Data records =

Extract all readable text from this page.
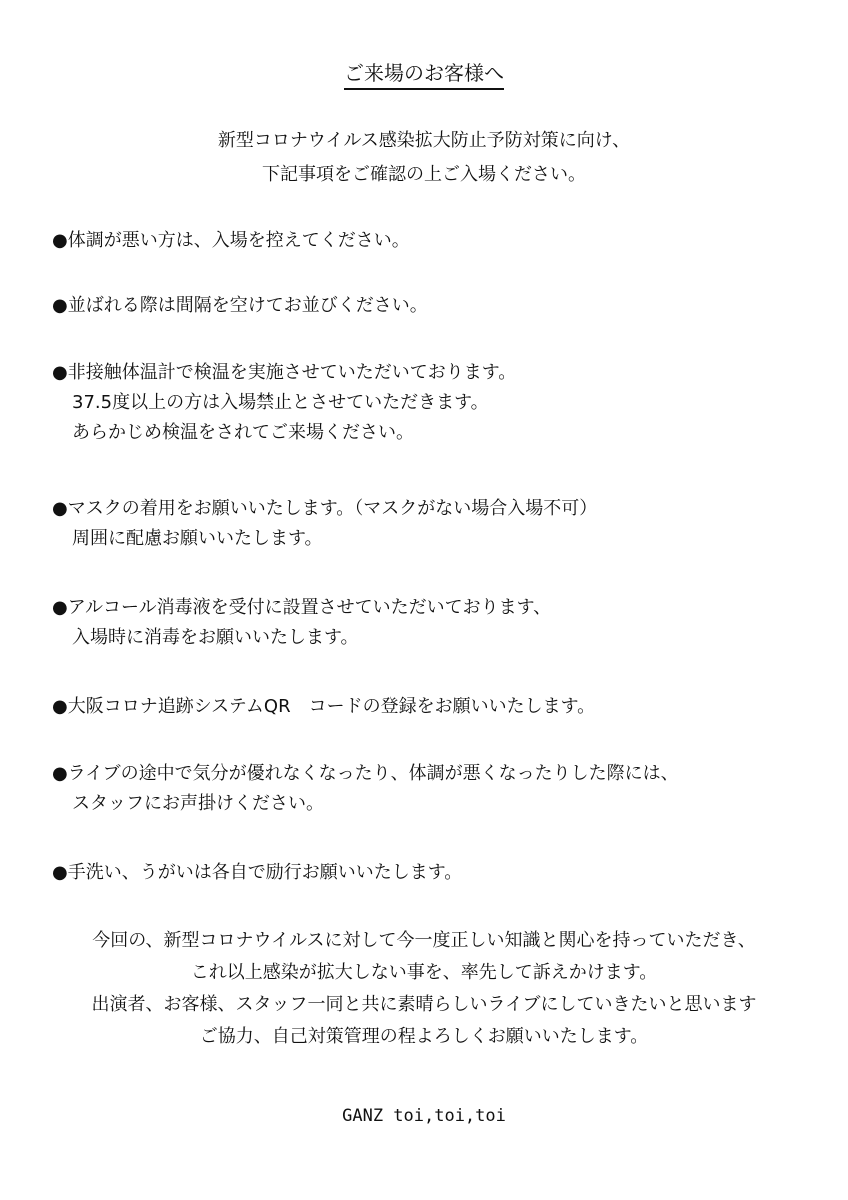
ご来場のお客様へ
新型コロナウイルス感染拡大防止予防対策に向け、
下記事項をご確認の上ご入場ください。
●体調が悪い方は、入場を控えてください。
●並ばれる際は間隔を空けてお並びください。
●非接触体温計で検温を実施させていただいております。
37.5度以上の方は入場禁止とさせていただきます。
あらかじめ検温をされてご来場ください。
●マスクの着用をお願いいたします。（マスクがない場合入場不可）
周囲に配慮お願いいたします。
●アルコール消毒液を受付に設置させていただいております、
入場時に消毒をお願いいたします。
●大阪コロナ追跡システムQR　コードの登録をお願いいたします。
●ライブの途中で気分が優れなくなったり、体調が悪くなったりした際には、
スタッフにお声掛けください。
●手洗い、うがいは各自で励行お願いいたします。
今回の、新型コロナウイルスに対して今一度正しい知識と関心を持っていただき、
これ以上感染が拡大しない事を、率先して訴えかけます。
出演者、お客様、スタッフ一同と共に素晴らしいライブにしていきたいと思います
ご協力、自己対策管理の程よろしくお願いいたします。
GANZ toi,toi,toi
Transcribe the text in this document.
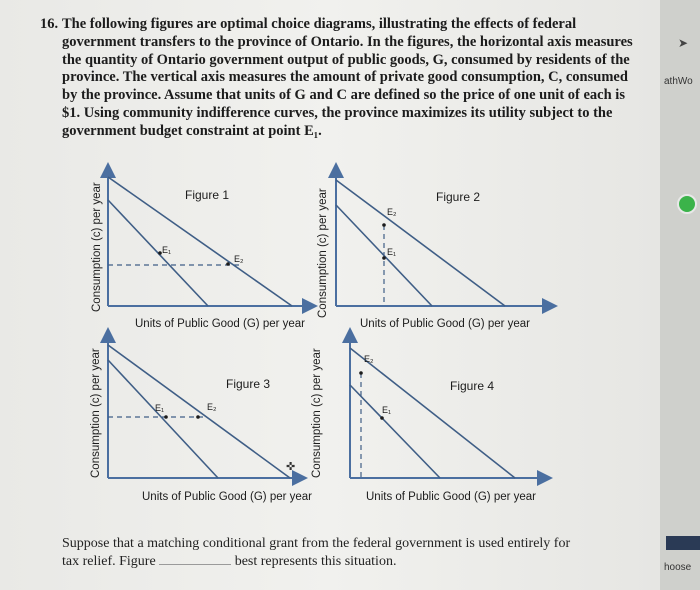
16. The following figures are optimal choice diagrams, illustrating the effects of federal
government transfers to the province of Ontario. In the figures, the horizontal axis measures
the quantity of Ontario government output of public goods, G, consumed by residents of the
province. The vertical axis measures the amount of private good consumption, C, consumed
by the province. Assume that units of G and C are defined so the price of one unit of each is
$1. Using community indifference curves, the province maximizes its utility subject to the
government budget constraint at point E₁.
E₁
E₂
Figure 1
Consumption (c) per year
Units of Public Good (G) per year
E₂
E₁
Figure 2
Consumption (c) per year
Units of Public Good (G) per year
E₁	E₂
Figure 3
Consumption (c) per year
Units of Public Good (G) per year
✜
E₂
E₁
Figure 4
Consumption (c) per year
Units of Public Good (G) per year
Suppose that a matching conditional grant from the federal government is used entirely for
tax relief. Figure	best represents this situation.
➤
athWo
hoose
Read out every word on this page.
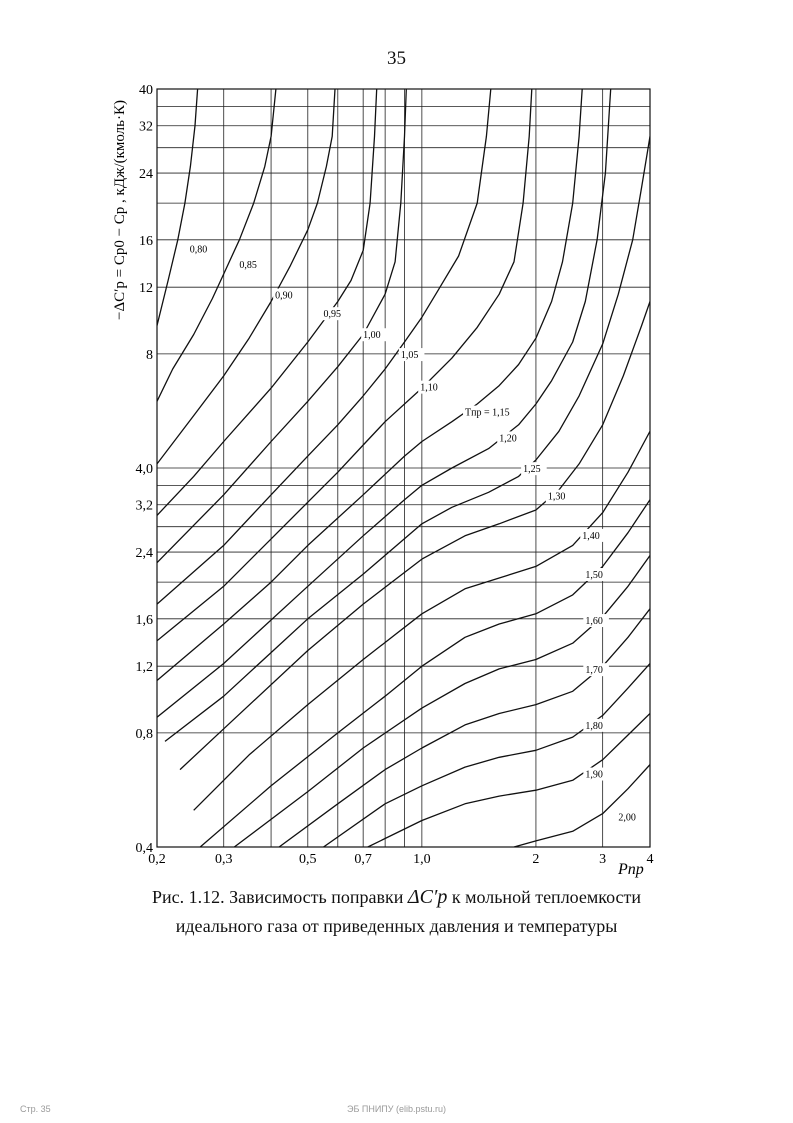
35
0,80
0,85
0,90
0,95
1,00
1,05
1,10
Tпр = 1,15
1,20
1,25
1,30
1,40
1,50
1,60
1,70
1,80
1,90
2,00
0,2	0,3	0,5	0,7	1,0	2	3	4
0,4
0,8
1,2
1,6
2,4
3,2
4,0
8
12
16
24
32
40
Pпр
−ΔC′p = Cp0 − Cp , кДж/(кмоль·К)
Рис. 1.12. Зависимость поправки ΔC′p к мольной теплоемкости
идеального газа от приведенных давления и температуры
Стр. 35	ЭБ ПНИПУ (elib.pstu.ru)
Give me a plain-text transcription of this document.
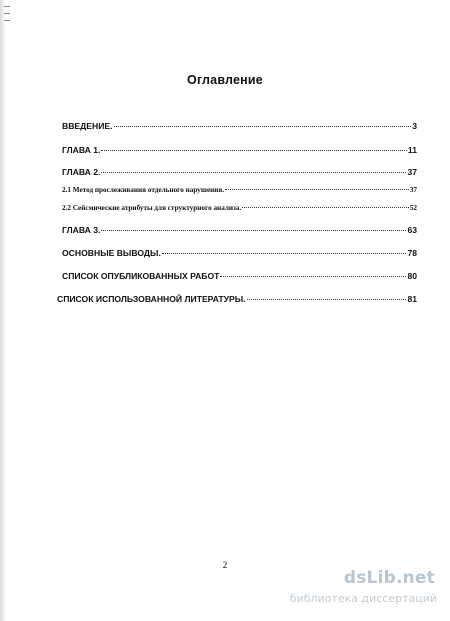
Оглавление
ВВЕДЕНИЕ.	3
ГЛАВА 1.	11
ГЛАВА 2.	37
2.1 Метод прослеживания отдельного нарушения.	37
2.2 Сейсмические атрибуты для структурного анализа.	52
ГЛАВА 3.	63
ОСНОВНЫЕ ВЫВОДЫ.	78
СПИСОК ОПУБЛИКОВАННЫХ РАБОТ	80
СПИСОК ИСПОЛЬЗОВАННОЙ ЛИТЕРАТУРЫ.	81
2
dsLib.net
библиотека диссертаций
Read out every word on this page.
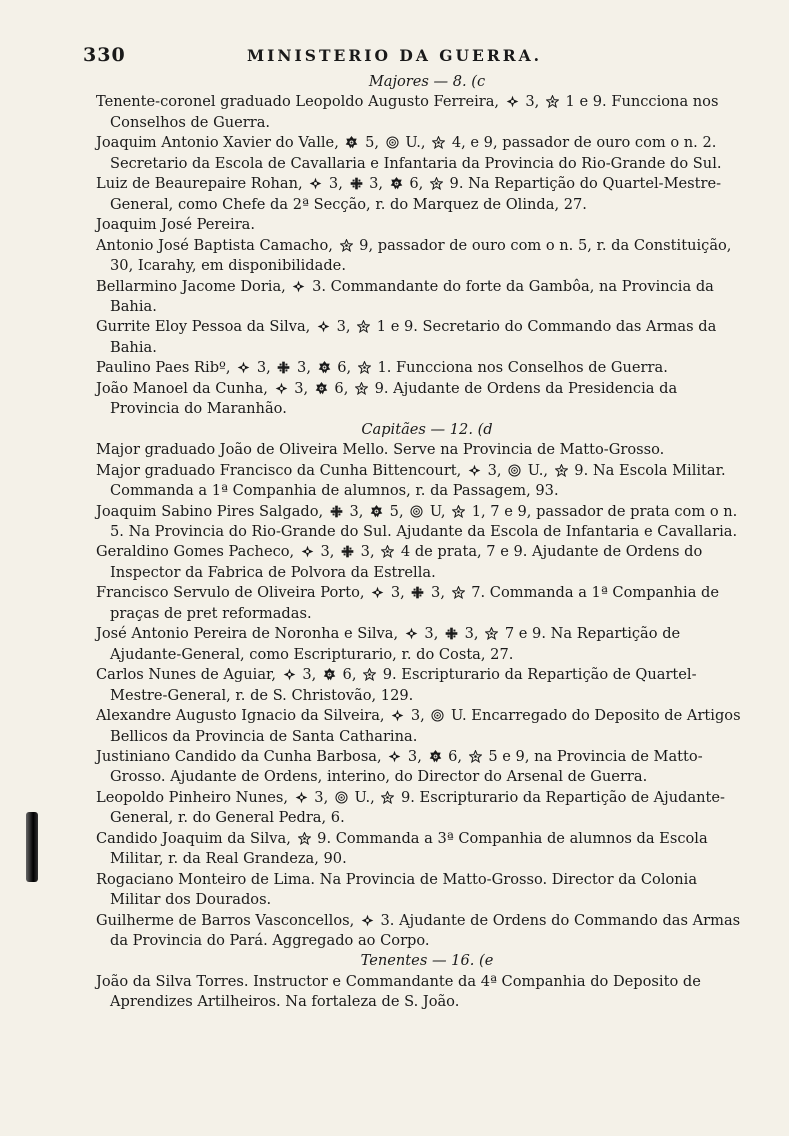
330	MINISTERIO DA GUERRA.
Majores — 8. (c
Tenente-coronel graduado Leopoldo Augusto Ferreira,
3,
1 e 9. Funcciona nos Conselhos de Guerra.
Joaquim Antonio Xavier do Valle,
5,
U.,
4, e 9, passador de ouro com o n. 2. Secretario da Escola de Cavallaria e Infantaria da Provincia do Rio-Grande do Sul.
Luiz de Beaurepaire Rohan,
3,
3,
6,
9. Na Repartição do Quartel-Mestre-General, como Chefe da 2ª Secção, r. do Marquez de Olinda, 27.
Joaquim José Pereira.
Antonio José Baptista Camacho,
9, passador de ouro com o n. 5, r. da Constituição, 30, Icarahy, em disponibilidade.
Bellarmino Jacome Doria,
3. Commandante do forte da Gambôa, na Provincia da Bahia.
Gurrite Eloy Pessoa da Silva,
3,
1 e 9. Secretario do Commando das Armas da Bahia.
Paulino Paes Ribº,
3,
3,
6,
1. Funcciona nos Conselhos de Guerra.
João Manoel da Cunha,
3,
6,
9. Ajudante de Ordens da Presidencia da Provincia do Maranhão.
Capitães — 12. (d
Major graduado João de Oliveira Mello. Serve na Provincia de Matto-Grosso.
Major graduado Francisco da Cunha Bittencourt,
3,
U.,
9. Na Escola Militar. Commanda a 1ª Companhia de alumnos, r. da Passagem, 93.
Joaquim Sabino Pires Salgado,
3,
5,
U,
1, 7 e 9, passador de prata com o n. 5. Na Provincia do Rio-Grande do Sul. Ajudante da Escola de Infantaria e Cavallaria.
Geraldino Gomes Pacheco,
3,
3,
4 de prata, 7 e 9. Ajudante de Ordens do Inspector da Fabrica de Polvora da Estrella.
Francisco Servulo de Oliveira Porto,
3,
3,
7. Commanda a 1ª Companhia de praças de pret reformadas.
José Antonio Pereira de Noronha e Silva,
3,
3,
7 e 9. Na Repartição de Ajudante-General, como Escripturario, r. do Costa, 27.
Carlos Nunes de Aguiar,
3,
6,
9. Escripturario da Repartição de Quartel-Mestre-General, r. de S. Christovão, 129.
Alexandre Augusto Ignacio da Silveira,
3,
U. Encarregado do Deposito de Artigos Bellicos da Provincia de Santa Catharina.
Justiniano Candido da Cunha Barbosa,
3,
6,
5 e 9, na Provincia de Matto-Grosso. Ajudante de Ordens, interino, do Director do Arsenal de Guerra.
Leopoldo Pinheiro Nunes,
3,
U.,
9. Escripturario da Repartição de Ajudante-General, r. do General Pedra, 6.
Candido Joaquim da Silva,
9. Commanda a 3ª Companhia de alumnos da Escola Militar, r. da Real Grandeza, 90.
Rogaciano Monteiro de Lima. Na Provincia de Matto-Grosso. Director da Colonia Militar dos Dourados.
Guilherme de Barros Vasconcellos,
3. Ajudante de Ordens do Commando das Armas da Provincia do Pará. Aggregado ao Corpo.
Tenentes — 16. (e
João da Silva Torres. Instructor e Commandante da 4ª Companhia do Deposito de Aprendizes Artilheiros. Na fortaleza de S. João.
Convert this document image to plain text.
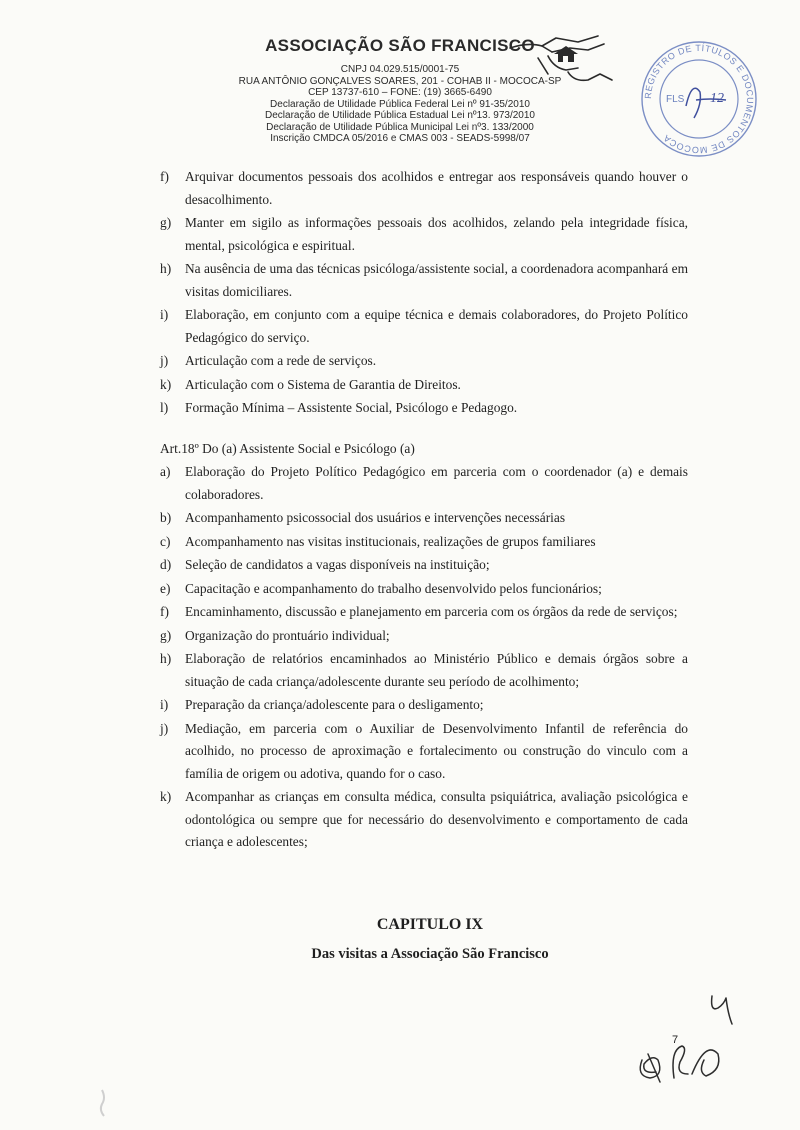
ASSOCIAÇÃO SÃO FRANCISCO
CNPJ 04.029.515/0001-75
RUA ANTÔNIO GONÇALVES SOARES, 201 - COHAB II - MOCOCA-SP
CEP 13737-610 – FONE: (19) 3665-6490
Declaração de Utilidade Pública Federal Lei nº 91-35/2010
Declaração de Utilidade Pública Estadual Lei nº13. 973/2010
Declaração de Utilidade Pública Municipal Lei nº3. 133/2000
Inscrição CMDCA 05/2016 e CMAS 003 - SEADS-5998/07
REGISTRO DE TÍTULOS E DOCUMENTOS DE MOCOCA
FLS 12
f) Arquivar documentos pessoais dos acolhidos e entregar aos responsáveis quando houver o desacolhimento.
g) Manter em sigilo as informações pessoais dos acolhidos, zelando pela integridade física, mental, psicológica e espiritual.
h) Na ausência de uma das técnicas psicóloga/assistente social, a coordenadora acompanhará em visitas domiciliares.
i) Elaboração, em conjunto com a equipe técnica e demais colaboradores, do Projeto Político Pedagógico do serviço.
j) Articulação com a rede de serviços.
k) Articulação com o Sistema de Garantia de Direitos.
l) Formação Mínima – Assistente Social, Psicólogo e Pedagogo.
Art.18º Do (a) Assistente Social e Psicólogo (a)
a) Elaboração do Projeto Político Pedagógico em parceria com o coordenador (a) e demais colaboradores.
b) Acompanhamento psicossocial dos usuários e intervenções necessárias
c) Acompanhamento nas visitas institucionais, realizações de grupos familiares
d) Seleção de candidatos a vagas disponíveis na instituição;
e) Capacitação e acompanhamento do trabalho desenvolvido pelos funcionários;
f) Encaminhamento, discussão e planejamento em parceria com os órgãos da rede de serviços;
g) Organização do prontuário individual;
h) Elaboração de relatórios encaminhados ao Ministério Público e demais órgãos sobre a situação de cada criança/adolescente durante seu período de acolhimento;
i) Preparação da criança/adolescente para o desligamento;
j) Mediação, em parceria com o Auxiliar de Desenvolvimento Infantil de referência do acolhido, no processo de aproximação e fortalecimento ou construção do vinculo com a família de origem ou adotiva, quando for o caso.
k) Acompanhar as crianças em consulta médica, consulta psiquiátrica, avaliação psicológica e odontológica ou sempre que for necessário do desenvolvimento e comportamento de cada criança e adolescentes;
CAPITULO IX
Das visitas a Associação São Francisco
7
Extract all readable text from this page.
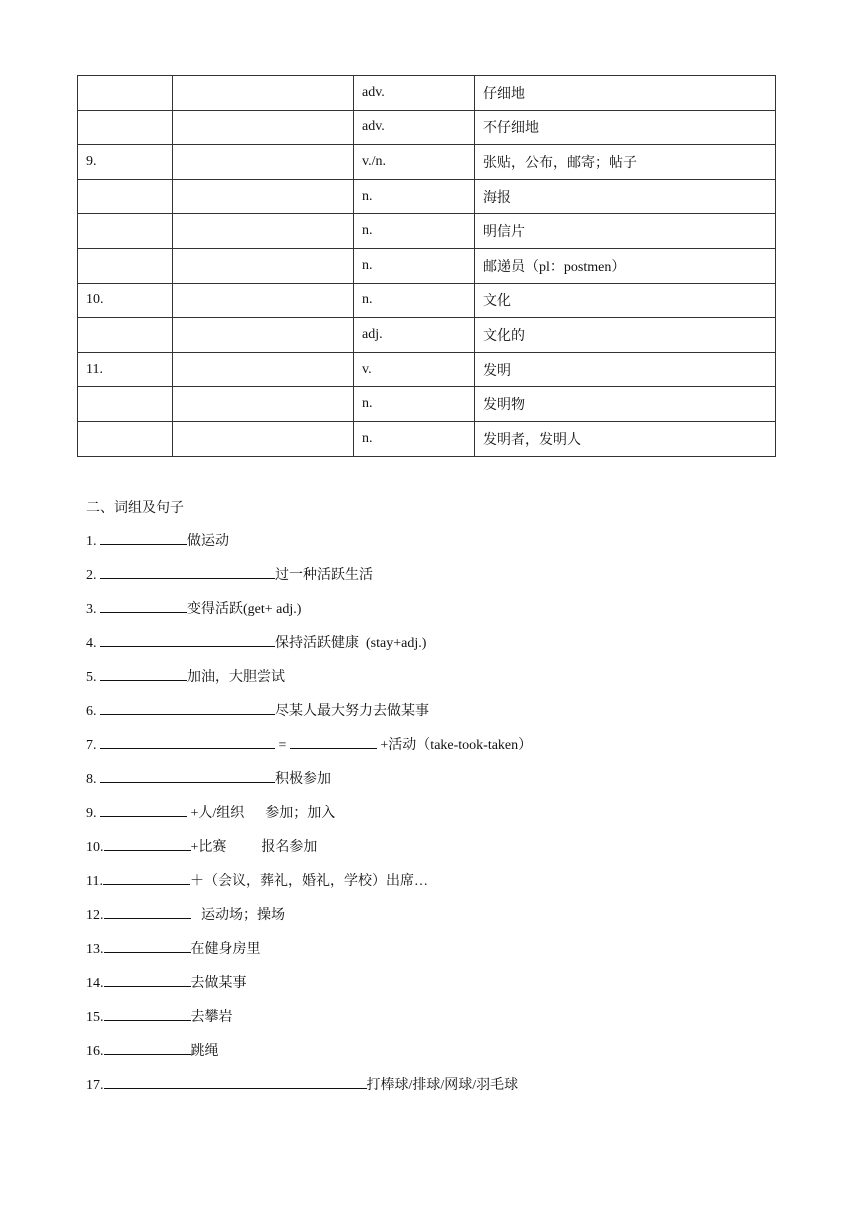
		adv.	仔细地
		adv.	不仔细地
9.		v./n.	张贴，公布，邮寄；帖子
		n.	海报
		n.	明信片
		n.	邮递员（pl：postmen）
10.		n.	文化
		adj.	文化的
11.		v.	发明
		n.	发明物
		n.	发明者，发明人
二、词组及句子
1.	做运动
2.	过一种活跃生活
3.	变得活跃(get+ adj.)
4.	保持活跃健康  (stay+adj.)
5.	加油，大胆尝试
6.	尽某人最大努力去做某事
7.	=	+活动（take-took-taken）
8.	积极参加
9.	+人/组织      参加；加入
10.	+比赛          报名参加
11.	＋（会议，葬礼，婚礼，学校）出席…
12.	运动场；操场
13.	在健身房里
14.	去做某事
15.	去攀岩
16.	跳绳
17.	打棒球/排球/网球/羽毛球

The request = Read through the entries and copy every line that includes "Articulação".

Solution =
j) Articulação com a rede de serviços.
k) Articulação com o Sistema de Garantia de Direitos.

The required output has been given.